CHECK YOUR UNDERSTANDING:
**A)** In the article about the planned climate rally in Lawrence, what did Evergy say it would do with the Lawrence plant after reversing its plan to close it?
**B)** Extend the article about the planned climate rally in Lawrence, starting after its final sentence.

PASSAGE TO READ:
== Segment start ==

Environmental activists plan to hold a peaceful demonstration to push for local climate action and for Evergy to close the coal-fired Lawrence Energy Center.
Zack Pistora, lobbyist for the Sierra Club, spoke to Lawrence city commissioners during their Tuesday meeting to offer a “courtesy heads up.”
“I just want to emphasize it’s not a protest. We’re not angry at the city or anything like that,” he said. Rather, the group wants to offer support and a visual element of people who care about the climate and who want clean energy and a better future.
The Sierra Club and partner groups want to promote moving away from coal as an energy source and toward solar energy. Evergy had promised a couple years ago to close the Lawrence electrical plant by the end of this year and replace it with solar generation, but reversed that plan a few months later and said it would convert the plant to run occasionally on natural gas.
Rally organizers want to encourage the City of Lawrence to pass a resolution to “intervene in utility planning and demand that Evergy keep their promise to stop burning coal in Evergy’s Lawrence Plant in 2024,” according to the Facebook event page. “Kansas City’s Council demanded the same for their coal plant, and now Evergy is feeling the heat from the public to embrace more affordable, sustainable energy.”
“We’re just trying to be out there to remind the people of Lawrence and remind you that you have our support in providing for a clean energy future, because we sure want to see positive developments for the next 50 years at Lawrence Energy Center,” Pistora said.
Evergy’s proposed rate increases also played into the group’s plan to rally, Pistora said.

== Segment end ==

Document understanding data:

== Segment start ==

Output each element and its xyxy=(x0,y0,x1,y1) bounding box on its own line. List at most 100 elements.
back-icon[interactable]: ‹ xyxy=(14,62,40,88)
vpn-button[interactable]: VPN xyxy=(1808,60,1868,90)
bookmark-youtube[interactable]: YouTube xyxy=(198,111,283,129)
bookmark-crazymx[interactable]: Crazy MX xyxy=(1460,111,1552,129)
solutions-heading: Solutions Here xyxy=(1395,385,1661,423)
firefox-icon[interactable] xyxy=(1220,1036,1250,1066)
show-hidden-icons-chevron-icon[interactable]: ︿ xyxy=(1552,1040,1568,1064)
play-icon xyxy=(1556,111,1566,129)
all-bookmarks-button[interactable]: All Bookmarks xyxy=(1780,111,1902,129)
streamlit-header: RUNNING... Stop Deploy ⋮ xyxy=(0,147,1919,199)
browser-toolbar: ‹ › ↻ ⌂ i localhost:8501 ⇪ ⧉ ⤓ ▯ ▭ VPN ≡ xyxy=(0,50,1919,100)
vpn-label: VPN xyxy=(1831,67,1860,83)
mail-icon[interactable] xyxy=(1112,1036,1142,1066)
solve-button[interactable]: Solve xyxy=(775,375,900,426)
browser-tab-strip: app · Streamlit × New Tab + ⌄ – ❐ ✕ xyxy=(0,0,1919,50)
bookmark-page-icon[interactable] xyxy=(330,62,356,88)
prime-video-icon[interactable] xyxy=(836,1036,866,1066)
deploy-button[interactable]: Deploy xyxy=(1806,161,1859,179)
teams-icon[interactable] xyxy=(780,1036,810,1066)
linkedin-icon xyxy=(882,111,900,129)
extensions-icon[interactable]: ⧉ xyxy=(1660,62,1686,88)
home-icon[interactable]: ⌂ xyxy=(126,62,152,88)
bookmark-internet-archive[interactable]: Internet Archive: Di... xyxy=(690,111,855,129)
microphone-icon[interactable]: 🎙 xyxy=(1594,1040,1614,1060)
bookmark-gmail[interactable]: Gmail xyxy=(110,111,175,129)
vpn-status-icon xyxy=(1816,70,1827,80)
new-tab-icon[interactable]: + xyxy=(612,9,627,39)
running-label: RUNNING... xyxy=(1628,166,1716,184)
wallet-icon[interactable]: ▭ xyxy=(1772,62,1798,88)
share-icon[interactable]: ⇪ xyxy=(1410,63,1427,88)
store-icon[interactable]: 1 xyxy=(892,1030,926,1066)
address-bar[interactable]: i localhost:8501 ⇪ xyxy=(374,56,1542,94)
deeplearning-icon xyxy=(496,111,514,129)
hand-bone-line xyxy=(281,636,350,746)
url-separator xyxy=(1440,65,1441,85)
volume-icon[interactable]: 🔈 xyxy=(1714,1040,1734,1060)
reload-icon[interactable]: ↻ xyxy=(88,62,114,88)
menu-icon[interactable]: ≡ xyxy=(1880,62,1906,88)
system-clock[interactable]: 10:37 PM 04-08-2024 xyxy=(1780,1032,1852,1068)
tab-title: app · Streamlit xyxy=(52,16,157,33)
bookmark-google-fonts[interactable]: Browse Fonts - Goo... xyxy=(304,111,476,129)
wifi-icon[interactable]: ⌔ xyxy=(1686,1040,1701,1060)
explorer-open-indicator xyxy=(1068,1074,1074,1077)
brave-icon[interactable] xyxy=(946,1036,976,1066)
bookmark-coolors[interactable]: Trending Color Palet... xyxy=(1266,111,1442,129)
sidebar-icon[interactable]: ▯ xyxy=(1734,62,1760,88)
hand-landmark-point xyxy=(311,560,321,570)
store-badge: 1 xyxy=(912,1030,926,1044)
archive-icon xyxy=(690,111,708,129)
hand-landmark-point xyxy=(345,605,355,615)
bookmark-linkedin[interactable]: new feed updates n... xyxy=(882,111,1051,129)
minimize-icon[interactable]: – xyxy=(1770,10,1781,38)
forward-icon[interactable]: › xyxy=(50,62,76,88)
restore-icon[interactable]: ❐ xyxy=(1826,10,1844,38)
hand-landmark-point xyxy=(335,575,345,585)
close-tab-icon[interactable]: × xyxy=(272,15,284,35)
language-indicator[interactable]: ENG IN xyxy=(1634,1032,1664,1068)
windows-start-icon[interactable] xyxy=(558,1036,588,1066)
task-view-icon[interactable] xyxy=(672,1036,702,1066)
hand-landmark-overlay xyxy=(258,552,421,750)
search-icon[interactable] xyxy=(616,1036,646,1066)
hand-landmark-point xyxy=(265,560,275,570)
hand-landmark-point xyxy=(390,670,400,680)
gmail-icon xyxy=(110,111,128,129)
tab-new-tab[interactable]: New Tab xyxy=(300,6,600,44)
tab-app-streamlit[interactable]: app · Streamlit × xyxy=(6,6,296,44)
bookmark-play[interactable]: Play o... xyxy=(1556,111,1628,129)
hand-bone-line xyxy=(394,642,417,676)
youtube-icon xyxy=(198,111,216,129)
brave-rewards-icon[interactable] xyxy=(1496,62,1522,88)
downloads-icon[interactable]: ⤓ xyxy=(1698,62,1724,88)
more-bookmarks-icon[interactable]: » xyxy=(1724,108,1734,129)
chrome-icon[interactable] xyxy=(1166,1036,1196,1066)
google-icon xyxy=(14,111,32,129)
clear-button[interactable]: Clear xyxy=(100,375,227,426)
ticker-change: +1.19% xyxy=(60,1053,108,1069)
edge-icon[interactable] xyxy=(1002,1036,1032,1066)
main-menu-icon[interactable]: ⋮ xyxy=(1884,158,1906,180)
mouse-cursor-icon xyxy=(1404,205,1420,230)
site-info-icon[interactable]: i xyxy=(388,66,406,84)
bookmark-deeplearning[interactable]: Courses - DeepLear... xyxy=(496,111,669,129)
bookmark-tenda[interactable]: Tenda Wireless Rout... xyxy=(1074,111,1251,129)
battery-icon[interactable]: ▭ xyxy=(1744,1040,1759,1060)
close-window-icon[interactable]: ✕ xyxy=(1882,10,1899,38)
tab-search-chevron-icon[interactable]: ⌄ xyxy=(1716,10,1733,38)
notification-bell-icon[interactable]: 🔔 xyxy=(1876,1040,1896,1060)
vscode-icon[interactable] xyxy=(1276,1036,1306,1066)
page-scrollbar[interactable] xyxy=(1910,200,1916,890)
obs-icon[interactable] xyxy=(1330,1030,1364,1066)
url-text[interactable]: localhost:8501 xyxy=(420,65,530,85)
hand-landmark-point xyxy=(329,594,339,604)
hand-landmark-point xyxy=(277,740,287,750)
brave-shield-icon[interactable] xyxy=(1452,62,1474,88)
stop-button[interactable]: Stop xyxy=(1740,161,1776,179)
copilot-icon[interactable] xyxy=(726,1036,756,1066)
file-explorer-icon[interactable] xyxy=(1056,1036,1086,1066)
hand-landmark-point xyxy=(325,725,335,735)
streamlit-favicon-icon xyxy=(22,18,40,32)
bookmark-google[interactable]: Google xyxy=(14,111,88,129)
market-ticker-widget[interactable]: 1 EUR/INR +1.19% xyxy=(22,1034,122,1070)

== Segment end ==

SOLVED PROBLEMS:
**A)** Convert the plant to run occasionally on natural gas.

**B)**
The investor-owned utility asked to raise rates in April, Kansas Reflector reported. Regulators bucked the utility’s request to raise monthly bills by $14.24 in the Kansas Central region, which includes Lawrence, Topeka, Wichita and other eastern parts of the state. The utility wants a 9.77% rate increase for $204.1 million in new revenue, but Kansas Corporation Commission staff said a 1.66% increase, or $34.7 million, “was all that could be justified” for the region. A final decision is expected in December or January.
“We want lower rates with a clean energy future; we want less pollution and a more firm energy pathway here for Lawrence,” Pistora told commissioners.
The rally is planned for 5 to 6 p.m. Tuesday, Sept. 12 outside Lawrence City Hall at 6 E. Sixth St., ahead of the Lawrence City Commission meeting. Those who are interested in participating can RSVP and find more information at this link.
After the demonstration, there will be an info session, screening of “Weathering the Future” and a panel discussion at Liberty Hall. The screening is set to begin at 6:45 p.m. It will be hosted by the Climate + Energy Project and Kansas Interfaith Action. RSVP at this link.